» Task goal
Quote, verbatim, all material below, without pictures.
Material for the task start
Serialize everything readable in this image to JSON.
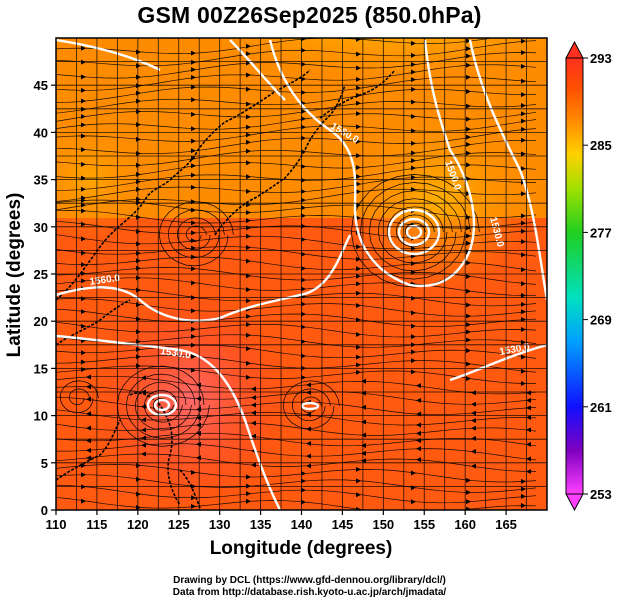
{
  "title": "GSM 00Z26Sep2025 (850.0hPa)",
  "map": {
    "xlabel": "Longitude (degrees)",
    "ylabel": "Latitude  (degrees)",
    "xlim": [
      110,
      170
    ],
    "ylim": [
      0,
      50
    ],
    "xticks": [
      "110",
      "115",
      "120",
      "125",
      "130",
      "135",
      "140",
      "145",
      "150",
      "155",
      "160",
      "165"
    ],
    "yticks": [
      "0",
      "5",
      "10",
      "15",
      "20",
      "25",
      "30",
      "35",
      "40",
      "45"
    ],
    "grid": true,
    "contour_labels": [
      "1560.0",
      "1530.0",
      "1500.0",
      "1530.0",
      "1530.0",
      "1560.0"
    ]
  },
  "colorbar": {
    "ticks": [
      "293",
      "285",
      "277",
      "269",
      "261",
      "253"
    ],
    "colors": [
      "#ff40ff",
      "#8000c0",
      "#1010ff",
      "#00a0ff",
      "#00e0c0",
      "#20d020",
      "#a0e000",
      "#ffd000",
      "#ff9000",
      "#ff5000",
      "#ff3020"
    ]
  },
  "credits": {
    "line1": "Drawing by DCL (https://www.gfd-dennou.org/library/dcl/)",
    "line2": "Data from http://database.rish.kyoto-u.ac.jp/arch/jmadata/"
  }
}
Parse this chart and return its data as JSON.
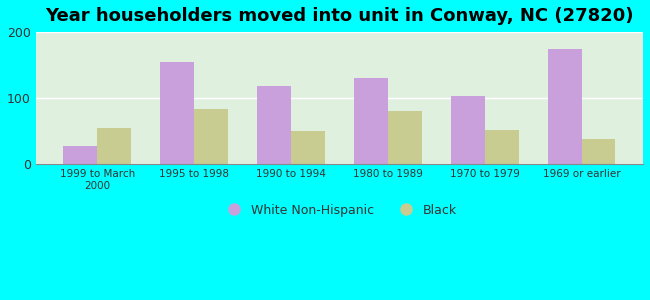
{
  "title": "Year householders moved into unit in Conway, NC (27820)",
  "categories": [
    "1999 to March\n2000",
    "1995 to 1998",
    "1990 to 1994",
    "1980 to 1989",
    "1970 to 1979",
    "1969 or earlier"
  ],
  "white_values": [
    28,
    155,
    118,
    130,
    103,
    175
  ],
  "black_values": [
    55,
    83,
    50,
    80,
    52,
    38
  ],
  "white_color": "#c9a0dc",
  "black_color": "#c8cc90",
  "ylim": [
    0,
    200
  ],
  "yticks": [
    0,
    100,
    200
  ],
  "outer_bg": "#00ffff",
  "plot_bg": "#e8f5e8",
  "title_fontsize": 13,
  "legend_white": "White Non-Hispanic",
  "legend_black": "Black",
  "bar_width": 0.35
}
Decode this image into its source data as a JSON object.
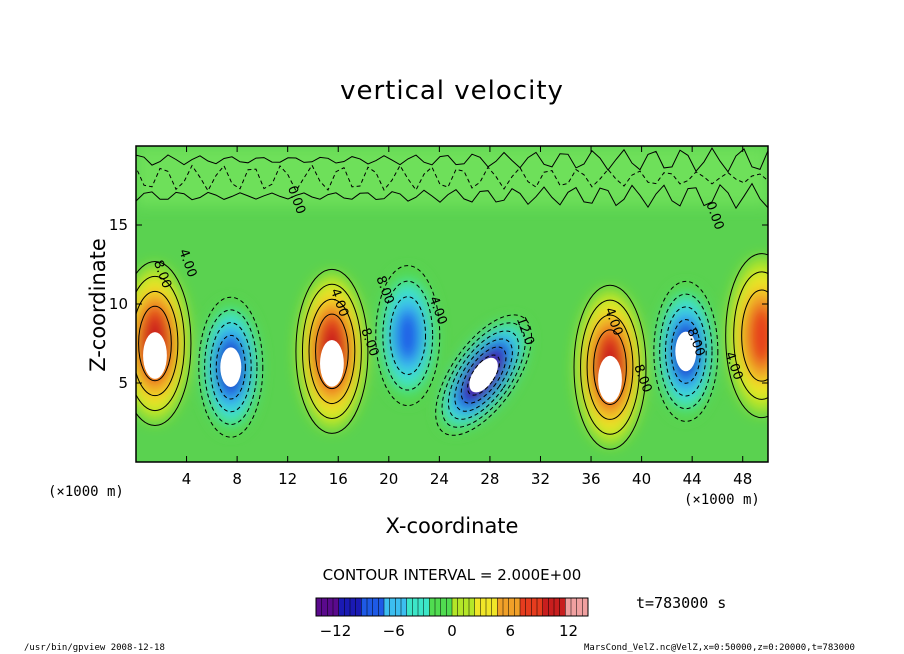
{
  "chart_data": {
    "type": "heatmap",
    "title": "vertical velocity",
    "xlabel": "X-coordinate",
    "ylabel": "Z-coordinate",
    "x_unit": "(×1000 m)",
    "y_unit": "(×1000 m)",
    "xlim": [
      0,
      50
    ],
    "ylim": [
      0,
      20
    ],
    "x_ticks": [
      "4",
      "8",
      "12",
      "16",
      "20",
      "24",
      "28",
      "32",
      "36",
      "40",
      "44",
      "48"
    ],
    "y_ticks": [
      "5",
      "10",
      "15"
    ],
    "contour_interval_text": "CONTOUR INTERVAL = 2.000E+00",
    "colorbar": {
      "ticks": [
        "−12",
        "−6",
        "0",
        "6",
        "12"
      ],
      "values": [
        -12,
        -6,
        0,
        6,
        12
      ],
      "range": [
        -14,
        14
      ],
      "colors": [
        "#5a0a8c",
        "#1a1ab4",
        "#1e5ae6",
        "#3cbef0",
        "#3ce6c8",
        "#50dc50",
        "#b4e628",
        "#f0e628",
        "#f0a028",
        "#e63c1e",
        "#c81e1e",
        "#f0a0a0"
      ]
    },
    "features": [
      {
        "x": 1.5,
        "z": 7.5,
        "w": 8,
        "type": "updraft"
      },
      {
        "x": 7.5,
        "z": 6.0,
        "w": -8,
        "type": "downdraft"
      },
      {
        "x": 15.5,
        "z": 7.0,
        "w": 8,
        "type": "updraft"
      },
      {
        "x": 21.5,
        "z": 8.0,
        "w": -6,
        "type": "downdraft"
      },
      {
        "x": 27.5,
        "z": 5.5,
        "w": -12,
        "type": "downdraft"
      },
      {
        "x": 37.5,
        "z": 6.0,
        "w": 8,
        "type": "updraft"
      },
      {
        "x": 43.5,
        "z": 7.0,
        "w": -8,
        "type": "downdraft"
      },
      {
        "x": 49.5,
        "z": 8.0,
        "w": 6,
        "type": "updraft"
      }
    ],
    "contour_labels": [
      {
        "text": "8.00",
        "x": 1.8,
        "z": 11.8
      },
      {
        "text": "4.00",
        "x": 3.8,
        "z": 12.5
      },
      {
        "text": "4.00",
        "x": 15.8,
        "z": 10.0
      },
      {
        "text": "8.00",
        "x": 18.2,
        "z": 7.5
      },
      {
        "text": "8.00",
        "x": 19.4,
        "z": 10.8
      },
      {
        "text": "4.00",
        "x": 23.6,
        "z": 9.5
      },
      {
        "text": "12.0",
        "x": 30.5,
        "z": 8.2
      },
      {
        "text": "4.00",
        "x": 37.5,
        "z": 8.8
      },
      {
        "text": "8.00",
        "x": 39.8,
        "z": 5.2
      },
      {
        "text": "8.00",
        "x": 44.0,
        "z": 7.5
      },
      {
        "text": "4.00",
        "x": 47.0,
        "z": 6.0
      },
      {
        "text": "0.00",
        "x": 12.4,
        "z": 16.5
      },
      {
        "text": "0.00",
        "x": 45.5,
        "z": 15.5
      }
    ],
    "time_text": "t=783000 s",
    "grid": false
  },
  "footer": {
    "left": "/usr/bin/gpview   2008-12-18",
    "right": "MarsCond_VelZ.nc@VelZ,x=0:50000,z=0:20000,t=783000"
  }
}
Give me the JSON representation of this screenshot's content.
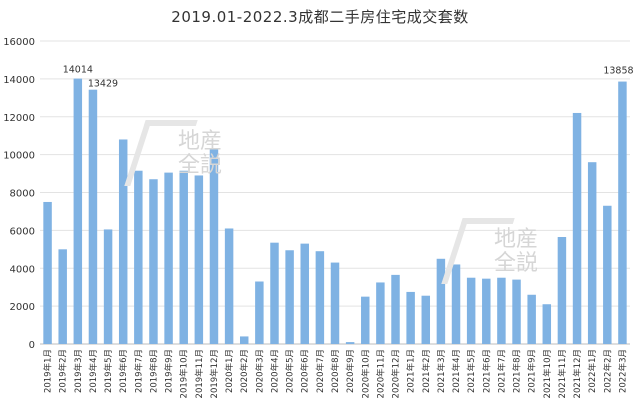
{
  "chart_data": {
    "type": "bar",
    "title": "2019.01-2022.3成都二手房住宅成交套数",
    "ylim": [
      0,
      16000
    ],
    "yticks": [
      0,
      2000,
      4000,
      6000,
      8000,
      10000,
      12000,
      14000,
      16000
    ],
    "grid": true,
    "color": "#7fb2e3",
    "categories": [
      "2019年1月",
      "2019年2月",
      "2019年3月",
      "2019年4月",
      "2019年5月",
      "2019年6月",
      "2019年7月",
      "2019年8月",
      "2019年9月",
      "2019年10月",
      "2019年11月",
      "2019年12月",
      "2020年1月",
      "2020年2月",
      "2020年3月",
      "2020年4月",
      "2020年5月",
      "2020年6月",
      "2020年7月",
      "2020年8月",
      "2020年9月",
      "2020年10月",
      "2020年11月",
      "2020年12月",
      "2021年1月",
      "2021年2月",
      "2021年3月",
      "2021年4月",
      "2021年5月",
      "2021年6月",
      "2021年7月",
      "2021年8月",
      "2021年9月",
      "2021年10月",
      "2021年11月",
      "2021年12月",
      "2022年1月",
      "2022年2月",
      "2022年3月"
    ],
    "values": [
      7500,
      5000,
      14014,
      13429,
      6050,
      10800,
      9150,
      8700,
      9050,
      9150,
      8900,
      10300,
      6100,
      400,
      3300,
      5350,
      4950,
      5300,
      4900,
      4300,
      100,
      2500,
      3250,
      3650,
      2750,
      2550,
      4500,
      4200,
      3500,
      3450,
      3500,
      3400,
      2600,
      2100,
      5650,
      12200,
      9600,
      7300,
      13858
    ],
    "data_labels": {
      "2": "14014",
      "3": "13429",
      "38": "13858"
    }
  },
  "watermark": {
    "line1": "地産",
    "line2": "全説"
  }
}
Material for the task end
» Completed exercise
Serialize everything readable in this image to JSON.
{
  "title": "GSM 00Z26Sep2025 (850.0hPa)",
  "map": {
    "xlabel": "Longitude (degrees)",
    "ylabel": "Latitude  (degrees)",
    "xlim": [
      110,
      170
    ],
    "ylim": [
      0,
      50
    ],
    "xticks": [
      "110",
      "115",
      "120",
      "125",
      "130",
      "135",
      "140",
      "145",
      "150",
      "155",
      "160",
      "165"
    ],
    "yticks": [
      "0",
      "5",
      "10",
      "15",
      "20",
      "25",
      "30",
      "35",
      "40",
      "45"
    ],
    "grid": true,
    "contour_labels": [
      "1560.0",
      "1530.0",
      "1500.0",
      "1530.0",
      "1530.0",
      "1560.0"
    ]
  },
  "colorbar": {
    "ticks": [
      "293",
      "285",
      "277",
      "269",
      "261",
      "253"
    ],
    "colors": [
      "#ff40ff",
      "#8000c0",
      "#1010ff",
      "#00a0ff",
      "#00e0c0",
      "#20d020",
      "#a0e000",
      "#ffd000",
      "#ff9000",
      "#ff5000",
      "#ff3020"
    ]
  },
  "credits": {
    "line1": "Drawing by DCL (https://www.gfd-dennou.org/library/dcl/)",
    "line2": "Data from http://database.rish.kyoto-u.ac.jp/arch/jmadata/"
  }
}
Parse this chart and return its data as JSON.
{
  "title": "Year householders moved into unit in Conway, NC (27820)",
  "categories": [
    "1999 to March\n2000",
    "1995 to 1998",
    "1990 to 1994",
    "1980 to 1989",
    "1970 to 1979",
    "1969 or earlier"
  ],
  "white_values": [
    28,
    155,
    118,
    130,
    103,
    175
  ],
  "black_values": [
    55,
    83,
    50,
    80,
    52,
    38
  ],
  "white_color": "#c9a0dc",
  "black_color": "#c8cc90",
  "ylim": [
    0,
    200
  ],
  "yticks": [
    0,
    100,
    200
  ],
  "outer_bg": "#00ffff",
  "plot_bg": "#e8f5e8",
  "title_fontsize": 13,
  "legend_white": "White Non-Hispanic",
  "legend_black": "Black",
  "bar_width": 0.35
}
Decode this image into its source data as a JSON object.
{
  "chart_data": {
    "type": "heatmap",
    "title": "vertical velocity",
    "xlabel": "X-coordinate",
    "ylabel": "Z-coordinate",
    "x_unit": "(×1000 m)",
    "y_unit": "(×1000 m)",
    "xlim": [
      0,
      50
    ],
    "ylim": [
      0,
      20
    ],
    "x_ticks": [
      "4",
      "8",
      "12",
      "16",
      "20",
      "24",
      "28",
      "32",
      "36",
      "40",
      "44",
      "48"
    ],
    "y_ticks": [
      "5",
      "10",
      "15"
    ],
    "contour_interval_text": "CONTOUR INTERVAL = 2.000E+00",
    "colorbar": {
      "ticks": [
        "−12",
        "−6",
        "0",
        "6",
        "12"
      ],
      "values": [
        -12,
        -6,
        0,
        6,
        12
      ],
      "range": [
        -14,
        14
      ],
      "colors": [
        "#5a0a8c",
        "#1a1ab4",
        "#1e5ae6",
        "#3cbef0",
        "#3ce6c8",
        "#50dc50",
        "#b4e628",
        "#f0e628",
        "#f0a028",
        "#e63c1e",
        "#c81e1e",
        "#f0a0a0"
      ]
    },
    "features": [
      {
        "x": 1.5,
        "z": 7.5,
        "w": 8,
        "type": "updraft"
      },
      {
        "x": 7.5,
        "z": 6.0,
        "w": -8,
        "type": "downdraft"
      },
      {
        "x": 15.5,
        "z": 7.0,
        "w": 8,
        "type": "updraft"
      },
      {
        "x": 21.5,
        "z": 8.0,
        "w": -6,
        "type": "downdraft"
      },
      {
        "x": 27.5,
        "z": 5.5,
        "w": -12,
        "type": "downdraft"
      },
      {
        "x": 37.5,
        "z": 6.0,
        "w": 8,
        "type": "updraft"
      },
      {
        "x": 43.5,
        "z": 7.0,
        "w": -8,
        "type": "downdraft"
      },
      {
        "x": 49.5,
        "z": 8.0,
        "w": 6,
        "type": "updraft"
      }
    ],
    "contour_labels": [
      {
        "text": "8.00",
        "x": 1.8,
        "z": 11.8
      },
      {
        "text": "4.00",
        "x": 3.8,
        "z": 12.5
      },
      {
        "text": "4.00",
        "x": 15.8,
        "z": 10.0
      },
      {
        "text": "8.00",
        "x": 18.2,
        "z": 7.5
      },
      {
        "text": "8.00",
        "x": 19.4,
        "z": 10.8
      },
      {
        "text": "4.00",
        "x": 23.6,
        "z": 9.5
      },
      {
        "text": "12.0",
        "x": 30.5,
        "z": 8.2
      },
      {
        "text": "4.00",
        "x": 37.5,
        "z": 8.8
      },
      {
        "text": "8.00",
        "x": 39.8,
        "z": 5.2
      },
      {
        "text": "8.00",
        "x": 44.0,
        "z": 7.5
      },
      {
        "text": "4.00",
        "x": 47.0,
        "z": 6.0
      },
      {
        "text": "0.00",
        "x": 12.4,
        "z": 16.5
      },
      {
        "text": "0.00",
        "x": 45.5,
        "z": 15.5
      }
    ],
    "time_text": "t=783000 s",
    "grid": false
  },
  "footer": {
    "left": "/usr/bin/gpview   2008-12-18",
    "right": "MarsCond_VelZ.nc@VelZ,x=0:50000,z=0:20000,t=783000"
  }
}
Give me the JSON representation of this screenshot's content.
{
  "chart_data": {
    "type": "bar",
    "title": "2019.01-2022.3成都二手房住宅成交套数",
    "ylim": [
      0,
      16000
    ],
    "yticks": [
      0,
      2000,
      4000,
      6000,
      8000,
      10000,
      12000,
      14000,
      16000
    ],
    "grid": true,
    "color": "#7fb2e3",
    "categories": [
      "2019年1月",
      "2019年2月",
      "2019年3月",
      "2019年4月",
      "2019年5月",
      "2019年6月",
      "2019年7月",
      "2019年8月",
      "2019年9月",
      "2019年10月",
      "2019年11月",
      "2019年12月",
      "2020年1月",
      "2020年2月",
      "2020年3月",
      "2020年4月",
      "2020年5月",
      "2020年6月",
      "2020年7月",
      "2020年8月",
      "2020年9月",
      "2020年10月",
      "2020年11月",
      "2020年12月",
      "2021年1月",
      "2021年2月",
      "2021年3月",
      "2021年4月",
      "2021年5月",
      "2021年6月",
      "2021年7月",
      "2021年8月",
      "2021年9月",
      "2021年10月",
      "2021年11月",
      "2021年12月",
      "2022年1月",
      "2022年2月",
      "2022年3月"
    ],
    "values": [
      7500,
      5000,
      14014,
      13429,
      6050,
      10800,
      9150,
      8700,
      9050,
      9150,
      8900,
      10300,
      6100,
      400,
      3300,
      5350,
      4950,
      5300,
      4900,
      4300,
      100,
      2500,
      3250,
      3650,
      2750,
      2550,
      4500,
      4200,
      3500,
      3450,
      3500,
      3400,
      2600,
      2100,
      5650,
      12200,
      9600,
      7300,
      13858
    ],
    "data_labels": {
      "2": "14014",
      "3": "13429",
      "38": "13858"
    }
  },
  "watermark": {
    "line1": "地産",
    "line2": "全説"
  }
}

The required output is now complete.